**Exercise brief:** Write out all of the entries exactly as given.

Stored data
"""

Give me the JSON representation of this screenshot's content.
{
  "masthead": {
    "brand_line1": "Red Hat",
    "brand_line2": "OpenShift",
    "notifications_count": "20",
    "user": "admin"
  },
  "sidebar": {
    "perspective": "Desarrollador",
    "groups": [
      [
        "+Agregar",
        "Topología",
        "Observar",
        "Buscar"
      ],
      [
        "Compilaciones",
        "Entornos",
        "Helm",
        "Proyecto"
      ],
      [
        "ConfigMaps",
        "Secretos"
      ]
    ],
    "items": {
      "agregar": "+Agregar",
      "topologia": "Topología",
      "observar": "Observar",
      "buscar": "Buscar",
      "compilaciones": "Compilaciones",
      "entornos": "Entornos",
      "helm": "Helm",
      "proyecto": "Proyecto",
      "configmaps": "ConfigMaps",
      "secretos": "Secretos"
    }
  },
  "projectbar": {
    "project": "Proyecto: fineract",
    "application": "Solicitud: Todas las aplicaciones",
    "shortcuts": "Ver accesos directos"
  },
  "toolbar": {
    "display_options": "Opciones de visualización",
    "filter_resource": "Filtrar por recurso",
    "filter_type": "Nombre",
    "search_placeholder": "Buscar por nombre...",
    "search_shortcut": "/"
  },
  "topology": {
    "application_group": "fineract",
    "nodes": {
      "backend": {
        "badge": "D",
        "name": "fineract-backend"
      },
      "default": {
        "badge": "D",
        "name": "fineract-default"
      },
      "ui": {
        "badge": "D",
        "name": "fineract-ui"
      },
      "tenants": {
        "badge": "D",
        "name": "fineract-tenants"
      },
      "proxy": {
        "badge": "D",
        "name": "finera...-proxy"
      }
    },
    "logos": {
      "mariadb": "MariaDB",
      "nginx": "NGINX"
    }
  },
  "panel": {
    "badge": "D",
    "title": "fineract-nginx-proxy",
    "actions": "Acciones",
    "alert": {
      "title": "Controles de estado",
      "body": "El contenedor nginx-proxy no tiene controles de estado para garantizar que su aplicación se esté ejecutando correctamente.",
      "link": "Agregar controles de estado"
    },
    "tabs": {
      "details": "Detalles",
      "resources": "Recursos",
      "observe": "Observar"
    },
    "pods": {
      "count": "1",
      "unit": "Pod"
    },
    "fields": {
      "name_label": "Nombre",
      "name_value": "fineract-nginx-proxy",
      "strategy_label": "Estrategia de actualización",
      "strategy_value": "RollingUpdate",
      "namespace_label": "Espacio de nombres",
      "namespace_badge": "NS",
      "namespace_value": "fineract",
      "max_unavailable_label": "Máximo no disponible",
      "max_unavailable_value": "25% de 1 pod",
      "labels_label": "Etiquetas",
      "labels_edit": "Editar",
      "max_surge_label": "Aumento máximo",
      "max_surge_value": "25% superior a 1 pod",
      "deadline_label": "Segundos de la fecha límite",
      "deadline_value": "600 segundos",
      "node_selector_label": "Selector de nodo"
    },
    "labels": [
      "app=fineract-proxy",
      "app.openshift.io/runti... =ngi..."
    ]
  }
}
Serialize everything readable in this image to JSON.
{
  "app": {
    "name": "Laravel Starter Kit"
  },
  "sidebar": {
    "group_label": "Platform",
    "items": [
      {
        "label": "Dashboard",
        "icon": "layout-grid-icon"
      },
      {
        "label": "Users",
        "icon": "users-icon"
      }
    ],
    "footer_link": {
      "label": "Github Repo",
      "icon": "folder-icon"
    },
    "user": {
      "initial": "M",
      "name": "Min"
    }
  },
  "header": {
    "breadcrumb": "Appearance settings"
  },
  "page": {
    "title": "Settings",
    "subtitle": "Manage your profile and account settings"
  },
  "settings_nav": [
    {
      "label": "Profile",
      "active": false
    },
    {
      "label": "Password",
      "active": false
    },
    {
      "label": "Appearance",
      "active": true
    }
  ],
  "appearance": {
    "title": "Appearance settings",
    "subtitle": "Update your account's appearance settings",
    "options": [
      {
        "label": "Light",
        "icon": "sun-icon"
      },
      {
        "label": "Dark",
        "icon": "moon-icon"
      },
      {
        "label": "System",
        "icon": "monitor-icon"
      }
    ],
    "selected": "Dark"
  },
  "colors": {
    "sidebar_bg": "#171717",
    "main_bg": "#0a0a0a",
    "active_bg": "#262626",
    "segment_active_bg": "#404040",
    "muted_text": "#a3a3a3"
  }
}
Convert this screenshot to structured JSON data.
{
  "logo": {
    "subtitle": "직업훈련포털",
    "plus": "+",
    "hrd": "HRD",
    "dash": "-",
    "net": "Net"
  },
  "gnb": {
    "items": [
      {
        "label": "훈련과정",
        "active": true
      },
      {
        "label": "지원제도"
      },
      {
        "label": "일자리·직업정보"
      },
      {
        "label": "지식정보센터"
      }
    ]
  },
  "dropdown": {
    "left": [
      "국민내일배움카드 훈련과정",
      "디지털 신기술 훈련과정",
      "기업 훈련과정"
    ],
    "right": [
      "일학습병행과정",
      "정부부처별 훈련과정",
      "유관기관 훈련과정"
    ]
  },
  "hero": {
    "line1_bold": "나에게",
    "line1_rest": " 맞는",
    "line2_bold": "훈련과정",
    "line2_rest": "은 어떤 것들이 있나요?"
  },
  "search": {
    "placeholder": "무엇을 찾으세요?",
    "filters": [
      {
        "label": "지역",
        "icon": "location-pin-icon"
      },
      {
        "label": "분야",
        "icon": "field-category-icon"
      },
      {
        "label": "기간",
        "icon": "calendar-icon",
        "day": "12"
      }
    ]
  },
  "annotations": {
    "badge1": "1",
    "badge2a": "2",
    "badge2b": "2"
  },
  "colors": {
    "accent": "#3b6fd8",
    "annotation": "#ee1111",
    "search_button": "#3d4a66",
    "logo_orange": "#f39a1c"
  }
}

"""

**Exercise output:**
Give me the JSON representation of this screenshot's content.
{
  "masthead": {
    "brand_line1": "Red Hat",
    "brand_line2": "OpenShift",
    "notifications_count": "20",
    "user": "admin"
  },
  "sidebar": {
    "perspective": "Desarrollador",
    "groups": [
      [
        "+Agregar",
        "Topología",
        "Observar",
        "Buscar"
      ],
      [
        "Compilaciones",
        "Entornos",
        "Helm",
        "Proyecto"
      ],
      [
        "ConfigMaps",
        "Secretos"
      ]
    ],
    "items": {
      "agregar": "+Agregar",
      "topologia": "Topología",
      "observar": "Observar",
      "buscar": "Buscar",
      "compilaciones": "Compilaciones",
      "entornos": "Entornos",
      "helm": "Helm",
      "proyecto": "Proyecto",
      "configmaps": "ConfigMaps",
      "secretos": "Secretos"
    }
  },
  "projectbar": {
    "project": "Proyecto: fineract",
    "application": "Solicitud: Todas las aplicaciones",
    "shortcuts": "Ver accesos directos"
  },
  "toolbar": {
    "display_options": "Opciones de visualización",
    "filter_resource": "Filtrar por recurso",
    "filter_type": "Nombre",
    "search_placeholder": "Buscar por nombre...",
    "search_shortcut": "/"
  },
  "topology": {
    "application_group": "fineract",
    "nodes": {
      "backend": {
        "badge": "D",
        "name": "fineract-backend"
      },
      "default": {
        "badge": "D",
        "name": "fineract-default"
      },
      "ui": {
        "badge": "D",
        "name": "fineract-ui"
      },
      "tenants": {
        "badge": "D",
        "name": "fineract-tenants"
      },
      "proxy": {
        "badge": "D",
        "name": "finera...-proxy"
      }
    },
    "logos": {
      "mariadb": "MariaDB",
      "nginx": "NGINX"
    }
  },
  "panel": {
    "badge": "D",
    "title": "fineract-nginx-proxy",
    "actions": "Acciones",
    "alert": {
      "title": "Controles de estado",
      "body": "El contenedor nginx-proxy no tiene controles de estado para garantizar que su aplicación se esté ejecutando correctamente.",
      "link": "Agregar controles de estado"
    },
    "tabs": {
      "details": "Detalles",
      "resources": "Recursos",
      "observe": "Observar"
    },
    "pods": {
      "count": "1",
      "unit": "Pod"
    },
    "fields": {
      "name_label": "Nombre",
      "name_value": "fineract-nginx-proxy",
      "strategy_label": "Estrategia de actualización",
      "strategy_value": "RollingUpdate",
      "namespace_label": "Espacio de nombres",
      "namespace_badge": "NS",
      "namespace_value": "fineract",
      "max_unavailable_label": "Máximo no disponible",
      "max_unavailable_value": "25% de 1 pod",
      "labels_label": "Etiquetas",
      "labels_edit": "Editar",
      "max_surge_label": "Aumento máximo",
      "max_surge_value": "25% superior a 1 pod",
      "deadline_label": "Segundos de la fecha límite",
      "deadline_value": "600 segundos",
      "node_selector_label": "Selector de nodo"
    },
    "labels": [
      "app=fineract-proxy",
      "app.openshift.io/runti... =ngi..."
    ]
  }
}
Serialize everything readable in this image to JSON.
{
  "app": {
    "name": "Laravel Starter Kit"
  },
  "sidebar": {
    "group_label": "Platform",
    "items": [
      {
        "label": "Dashboard",
        "icon": "layout-grid-icon"
      },
      {
        "label": "Users",
        "icon": "users-icon"
      }
    ],
    "footer_link": {
      "label": "Github Repo",
      "icon": "folder-icon"
    },
    "user": {
      "initial": "M",
      "name": "Min"
    }
  },
  "header": {
    "breadcrumb": "Appearance settings"
  },
  "page": {
    "title": "Settings",
    "subtitle": "Manage your profile and account settings"
  },
  "settings_nav": [
    {
      "label": "Profile",
      "active": false
    },
    {
      "label": "Password",
      "active": false
    },
    {
      "label": "Appearance",
      "active": true
    }
  ],
  "appearance": {
    "title": "Appearance settings",
    "subtitle": "Update your account's appearance settings",
    "options": [
      {
        "label": "Light",
        "icon": "sun-icon"
      },
      {
        "label": "Dark",
        "icon": "moon-icon"
      },
      {
        "label": "System",
        "icon": "monitor-icon"
      }
    ],
    "selected": "Dark"
  },
  "colors": {
    "sidebar_bg": "#171717",
    "main_bg": "#0a0a0a",
    "active_bg": "#262626",
    "segment_active_bg": "#404040",
    "muted_text": "#a3a3a3"
  }
}
Convert this screenshot to structured JSON data.
{
  "logo": {
    "subtitle": "직업훈련포털",
    "plus": "+",
    "hrd": "HRD",
    "dash": "-",
    "net": "Net"
  },
  "gnb": {
    "items": [
      {
        "label": "훈련과정",
        "active": true
      },
      {
        "label": "지원제도"
      },
      {
        "label": "일자리·직업정보"
      },
      {
        "label": "지식정보센터"
      }
    ]
  },
  "dropdown": {
    "left": [
      "국민내일배움카드 훈련과정",
      "디지털 신기술 훈련과정",
      "기업 훈련과정"
    ],
    "right": [
      "일학습병행과정",
      "정부부처별 훈련과정",
      "유관기관 훈련과정"
    ]
  },
  "hero": {
    "line1_bold": "나에게",
    "line1_rest": " 맞는",
    "line2_bold": "훈련과정",
    "line2_rest": "은 어떤 것들이 있나요?"
  },
  "search": {
    "placeholder": "무엇을 찾으세요?",
    "filters": [
      {
        "label": "지역",
        "icon": "location-pin-icon"
      },
      {
        "label": "분야",
        "icon": "field-category-icon"
      },
      {
        "label": "기간",
        "icon": "calendar-icon",
        "day": "12"
      }
    ]
  },
  "annotations": {
    "badge1": "1",
    "badge2a": "2",
    "badge2b": "2"
  },
  "colors": {
    "accent": "#3b6fd8",
    "annotation": "#ee1111",
    "search_button": "#3d4a66",
    "logo_orange": "#f39a1c"
  }
}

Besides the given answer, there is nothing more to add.